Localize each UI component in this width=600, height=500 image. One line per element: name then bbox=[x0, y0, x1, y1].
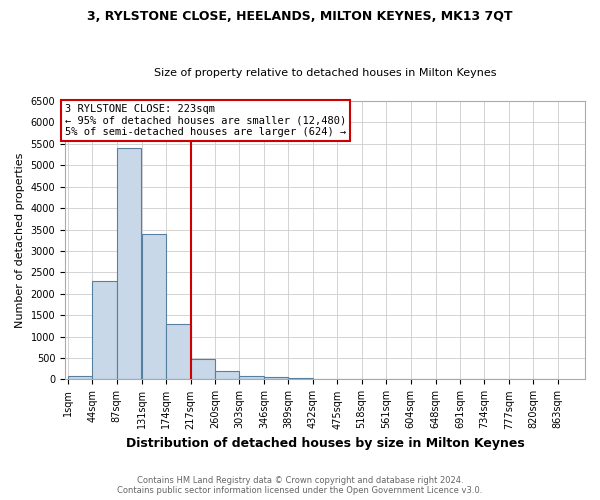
Bar bbox=[239, 376, 264, 380]
Title: Size of property relative to detached houses in Milton Keynes: Size of property relative to detached ho… bbox=[154, 68, 496, 78]
Bar bbox=[289, 378, 313, 380]
Text: 3 RYLSTONE CLOSE: 223sqm
← 95% of detached houses are smaller (12,480)
5% of sem: 3 RYLSTONE CLOSE: 223sqm ← 95% of detach… bbox=[65, 104, 346, 137]
Bar bbox=[264, 377, 289, 380]
Y-axis label: Number of detached properties: Number of detached properties bbox=[15, 152, 25, 328]
Bar bbox=[215, 371, 239, 380]
Text: 3, RYLSTONE CLOSE, HEELANDS, MILTON KEYNES, MK13 7QT: 3, RYLSTONE CLOSE, HEELANDS, MILTON KEYN… bbox=[87, 10, 513, 23]
Bar bbox=[68, 376, 92, 380]
Bar bbox=[166, 324, 191, 380]
X-axis label: Distribution of detached houses by size in Milton Keynes: Distribution of detached houses by size … bbox=[125, 437, 524, 450]
Text: Contains HM Land Registry data © Crown copyright and database right 2024.
Contai: Contains HM Land Registry data © Crown c… bbox=[118, 476, 482, 495]
Bar bbox=[92, 281, 117, 380]
Bar bbox=[142, 234, 166, 380]
Bar bbox=[191, 360, 215, 380]
Bar bbox=[117, 148, 141, 380]
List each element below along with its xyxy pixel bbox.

-- Aim --
Reproduce every row above word for word, leaving out the picture.

-- Response below --
Localize each UI component in this width=600, height=500 image. One line per element: name then bbox=[x0, y0, x1, y1].
Bar bbox=[239, 376, 264, 380]
Title: Size of property relative to detached houses in Milton Keynes: Size of property relative to detached ho… bbox=[154, 68, 496, 78]
Bar bbox=[289, 378, 313, 380]
Text: 3 RYLSTONE CLOSE: 223sqm
← 95% of detached houses are smaller (12,480)
5% of sem: 3 RYLSTONE CLOSE: 223sqm ← 95% of detach… bbox=[65, 104, 346, 137]
Bar bbox=[264, 377, 289, 380]
Y-axis label: Number of detached properties: Number of detached properties bbox=[15, 152, 25, 328]
Bar bbox=[215, 371, 239, 380]
Text: 3, RYLSTONE CLOSE, HEELANDS, MILTON KEYNES, MK13 7QT: 3, RYLSTONE CLOSE, HEELANDS, MILTON KEYN… bbox=[87, 10, 513, 23]
Bar bbox=[68, 376, 92, 380]
Bar bbox=[166, 324, 191, 380]
X-axis label: Distribution of detached houses by size in Milton Keynes: Distribution of detached houses by size … bbox=[125, 437, 524, 450]
Text: Contains HM Land Registry data © Crown copyright and database right 2024.
Contai: Contains HM Land Registry data © Crown c… bbox=[118, 476, 482, 495]
Bar bbox=[92, 281, 117, 380]
Bar bbox=[142, 234, 166, 380]
Bar bbox=[191, 360, 215, 380]
Bar bbox=[117, 148, 141, 380]
List each element below along with its xyxy pixel bbox.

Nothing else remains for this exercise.